INSTRUCTIONS TO FOLLOW →
Check each line of the listing for the string "visual", count the lines that have it, and answer with that number only.

THE RECORDS →
****************
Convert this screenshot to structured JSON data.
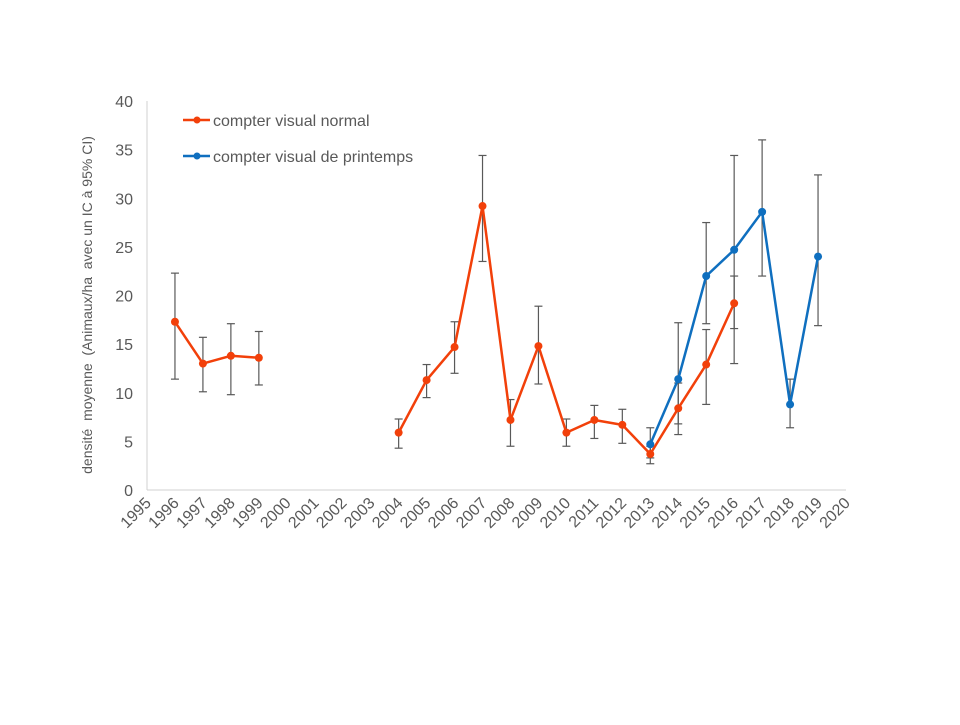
{
  "chart_data": {
    "type": "line",
    "title": "",
    "xlabel": "",
    "ylabel": "densité  moyenne  (Animaux/ha  avec un IC à 95% CI)",
    "ylim": [
      0,
      40
    ],
    "yticks": [
      0,
      5,
      10,
      15,
      20,
      25,
      30,
      35,
      40
    ],
    "xticks": [
      "1995",
      "1996",
      "1997",
      "1998",
      "1999",
      "2000",
      "2001",
      "2002",
      "2003",
      "2004",
      "2005",
      "2006",
      "2007",
      "2008",
      "2009",
      "2010",
      "2011",
      "2012",
      "2013",
      "2014",
      "2015",
      "2016",
      "2017",
      "2018",
      "2019",
      "2020"
    ],
    "grid": false,
    "legend_placement": "top-left",
    "series": [
      {
        "name": "compter visual normal",
        "color": "#F2400A",
        "segments": [
          [
            {
              "x": 1996,
              "y": 17.3,
              "lo": 11.4,
              "hi": 22.3
            },
            {
              "x": 1997,
              "y": 13.0,
              "lo": 10.1,
              "hi": 15.7
            },
            {
              "x": 1998,
              "y": 13.8,
              "lo": 9.8,
              "hi": 17.1
            },
            {
              "x": 1999,
              "y": 13.6,
              "lo": 10.8,
              "hi": 16.3
            }
          ],
          [
            {
              "x": 2004,
              "y": 5.9,
              "lo": 4.3,
              "hi": 7.3
            },
            {
              "x": 2005,
              "y": 11.3,
              "lo": 9.5,
              "hi": 12.9
            },
            {
              "x": 2006,
              "y": 14.7,
              "lo": 12.0,
              "hi": 17.3
            },
            {
              "x": 2007,
              "y": 29.2,
              "lo": 23.5,
              "hi": 34.4
            },
            {
              "x": 2008,
              "y": 7.2,
              "lo": 4.5,
              "hi": 9.3
            },
            {
              "x": 2009,
              "y": 14.8,
              "lo": 10.9,
              "hi": 18.9
            },
            {
              "x": 2010,
              "y": 5.9,
              "lo": 4.5,
              "hi": 7.3
            },
            {
              "x": 2011,
              "y": 7.2,
              "lo": 5.3,
              "hi": 8.7
            },
            {
              "x": 2012,
              "y": 6.7,
              "lo": 4.8,
              "hi": 8.3
            },
            {
              "x": 2013,
              "y": 3.7,
              "lo": 2.7,
              "hi": 4.5
            },
            {
              "x": 2014,
              "y": 8.4,
              "lo": 6.8,
              "hi": 11.0
            },
            {
              "x": 2015,
              "y": 12.9,
              "lo": 8.8,
              "hi": 16.5
            },
            {
              "x": 2016,
              "y": 19.2,
              "lo": 16.6,
              "hi": 22.0
            }
          ]
        ]
      },
      {
        "name": "compter visual de printemps",
        "color": "#0F6FBF",
        "segments": [
          [
            {
              "x": 2013,
              "y": 4.7,
              "lo": 3.3,
              "hi": 6.4
            },
            {
              "x": 2014,
              "y": 11.4,
              "lo": 5.7,
              "hi": 17.2
            },
            {
              "x": 2015,
              "y": 22.0,
              "lo": 17.1,
              "hi": 27.5
            },
            {
              "x": 2016,
              "y": 24.7,
              "lo": 13.0,
              "hi": 34.4
            },
            {
              "x": 2017,
              "y": 28.6,
              "lo": 22.0,
              "hi": 36.0
            },
            {
              "x": 2018,
              "y": 8.8,
              "lo": 6.4,
              "hi": 11.4
            },
            {
              "x": 2019,
              "y": 24.0,
              "lo": 16.9,
              "hi": 32.4
            }
          ]
        ]
      }
    ]
  }
}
****************
RESULT BELOW →
2